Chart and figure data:
╔══
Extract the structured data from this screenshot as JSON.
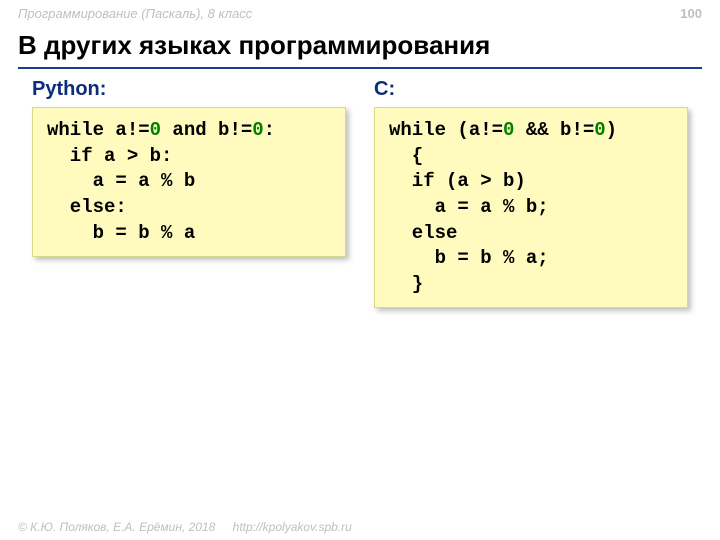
{
  "header": {
    "course": "Программирование (Паскаль), 8 класс",
    "page_number": "100"
  },
  "title": "В других языках программирования",
  "columns": {
    "left": {
      "label": "Python:",
      "code": "while a!=​0​ and b!=​0​:\n  if a > b:\n    a = a % b\n  else:\n    b = b % a"
    },
    "right": {
      "label": "С:",
      "code": "while (a!=​0​ && b!=​0​)\n  {\n  if (a > b)\n    a = a % b;\n  else\n    b = b % a;\n  }"
    }
  },
  "footer": {
    "copyright": "© К.Ю. Поляков, Е.А. Ерёмин, 2018",
    "url": "http://kpolyakov.spb.ru"
  },
  "styling": {
    "background_color": "#ffffff",
    "accent_color": "#1a3e8b",
    "code_bg": "#fffbbf",
    "code_shadow": "rgba(0,0,0,0.25)",
    "zero_color": "#008000",
    "muted_text": "#bfbfbf",
    "title_fontsize": 26,
    "label_fontsize": 20,
    "code_fontsize": 19
  }
}
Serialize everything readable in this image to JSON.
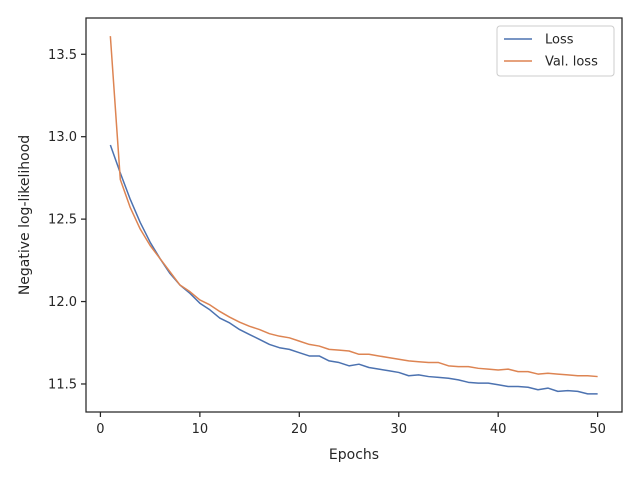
{
  "chart_data": {
    "type": "line",
    "title": "",
    "xlabel": "Epochs",
    "ylabel": "Negative log-likelihood",
    "xlim": [
      -1.45,
      52.45
    ],
    "ylim": [
      11.33,
      13.72
    ],
    "xticks": [
      0,
      10,
      20,
      30,
      40,
      50
    ],
    "yticks": [
      11.5,
      12.0,
      12.5,
      13.0,
      13.5
    ],
    "grid": false,
    "legend_position": "top-right",
    "colors": {
      "Loss": "#4c72b0",
      "Val. loss": "#dd8452"
    },
    "x": [
      1,
      2,
      3,
      4,
      5,
      6,
      7,
      8,
      9,
      10,
      11,
      12,
      13,
      14,
      15,
      16,
      17,
      18,
      19,
      20,
      21,
      22,
      23,
      24,
      25,
      26,
      27,
      28,
      29,
      30,
      31,
      32,
      33,
      34,
      35,
      36,
      37,
      38,
      39,
      40,
      41,
      42,
      43,
      44,
      45,
      46,
      47,
      48,
      49,
      50
    ],
    "series": [
      {
        "name": "Loss",
        "values": [
          12.95,
          12.78,
          12.62,
          12.48,
          12.36,
          12.26,
          12.17,
          12.1,
          12.05,
          11.99,
          11.95,
          11.9,
          11.87,
          11.83,
          11.8,
          11.77,
          11.74,
          11.72,
          11.71,
          11.69,
          11.67,
          11.67,
          11.64,
          11.63,
          11.61,
          11.62,
          11.6,
          11.59,
          11.58,
          11.57,
          11.55,
          11.555,
          11.545,
          11.54,
          11.535,
          11.525,
          11.51,
          11.505,
          11.505,
          11.495,
          11.485,
          11.485,
          11.48,
          11.465,
          11.475,
          11.455,
          11.46,
          11.455,
          11.44,
          11.44
        ]
      },
      {
        "name": "Val. loss",
        "values": [
          13.61,
          12.74,
          12.57,
          12.44,
          12.34,
          12.26,
          12.18,
          12.1,
          12.06,
          12.01,
          11.98,
          11.94,
          11.905,
          11.875,
          11.85,
          11.83,
          11.805,
          11.79,
          11.78,
          11.76,
          11.74,
          11.73,
          11.71,
          11.705,
          11.7,
          11.68,
          11.68,
          11.67,
          11.66,
          11.65,
          11.64,
          11.635,
          11.63,
          11.63,
          11.61,
          11.605,
          11.605,
          11.595,
          11.59,
          11.585,
          11.59,
          11.575,
          11.575,
          11.56,
          11.565,
          11.56,
          11.555,
          11.55,
          11.55,
          11.545
        ]
      }
    ]
  }
}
╚══
# WHAT YOU NEED TO DO:
Strip the images and reproduce the remaining records precisely.

# SOLUTION FOR THIS TASK:
Extract the structured data from this screenshot as JSON.
{
  "header": {
    "course": "Программирование (Паскаль), 8 класс",
    "page_number": "100"
  },
  "title": "В других языках программирования",
  "columns": {
    "left": {
      "label": "Python:",
      "code": "while a!=​0​ and b!=​0​:\n  if a > b:\n    a = a % b\n  else:\n    b = b % a"
    },
    "right": {
      "label": "С:",
      "code": "while (a!=​0​ && b!=​0​)\n  {\n  if (a > b)\n    a = a % b;\n  else\n    b = b % a;\n  }"
    }
  },
  "footer": {
    "copyright": "© К.Ю. Поляков, Е.А. Ерёмин, 2018",
    "url": "http://kpolyakov.spb.ru"
  },
  "styling": {
    "background_color": "#ffffff",
    "accent_color": "#1a3e8b",
    "code_bg": "#fffbbf",
    "code_shadow": "rgba(0,0,0,0.25)",
    "zero_color": "#008000",
    "muted_text": "#bfbfbf",
    "title_fontsize": 26,
    "label_fontsize": 20,
    "code_fontsize": 19
  }
}
Serialize everything readable in this image to JSON.
{
  "chart_data": {
    "type": "line",
    "title": "",
    "xlabel": "Epochs",
    "ylabel": "Negative log-likelihood",
    "xlim": [
      -1.45,
      52.45
    ],
    "ylim": [
      11.33,
      13.72
    ],
    "xticks": [
      0,
      10,
      20,
      30,
      40,
      50
    ],
    "yticks": [
      11.5,
      12.0,
      12.5,
      13.0,
      13.5
    ],
    "grid": false,
    "legend_position": "top-right",
    "colors": {
      "Loss": "#4c72b0",
      "Val. loss": "#dd8452"
    },
    "x": [
      1,
      2,
      3,
      4,
      5,
      6,
      7,
      8,
      9,
      10,
      11,
      12,
      13,
      14,
      15,
      16,
      17,
      18,
      19,
      20,
      21,
      22,
      23,
      24,
      25,
      26,
      27,
      28,
      29,
      30,
      31,
      32,
      33,
      34,
      35,
      36,
      37,
      38,
      39,
      40,
      41,
      42,
      43,
      44,
      45,
      46,
      47,
      48,
      49,
      50
    ],
    "series": [
      {
        "name": "Loss",
        "values": [
          12.95,
          12.78,
          12.62,
          12.48,
          12.36,
          12.26,
          12.17,
          12.1,
          12.05,
          11.99,
          11.95,
          11.9,
          11.87,
          11.83,
          11.8,
          11.77,
          11.74,
          11.72,
          11.71,
          11.69,
          11.67,
          11.67,
          11.64,
          11.63,
          11.61,
          11.62,
          11.6,
          11.59,
          11.58,
          11.57,
          11.55,
          11.555,
          11.545,
          11.54,
          11.535,
          11.525,
          11.51,
          11.505,
          11.505,
          11.495,
          11.485,
          11.485,
          11.48,
          11.465,
          11.475,
          11.455,
          11.46,
          11.455,
          11.44,
          11.44
        ]
      },
      {
        "name": "Val. loss",
        "values": [
          13.61,
          12.74,
          12.57,
          12.44,
          12.34,
          12.26,
          12.18,
          12.1,
          12.06,
          12.01,
          11.98,
          11.94,
          11.905,
          11.875,
          11.85,
          11.83,
          11.805,
          11.79,
          11.78,
          11.76,
          11.74,
          11.73,
          11.71,
          11.705,
          11.7,
          11.68,
          11.68,
          11.67,
          11.66,
          11.65,
          11.64,
          11.635,
          11.63,
          11.63,
          11.61,
          11.605,
          11.605,
          11.595,
          11.59,
          11.585,
          11.59,
          11.575,
          11.575,
          11.56,
          11.565,
          11.56,
          11.555,
          11.55,
          11.55,
          11.545
        ]
      }
    ]
  }
}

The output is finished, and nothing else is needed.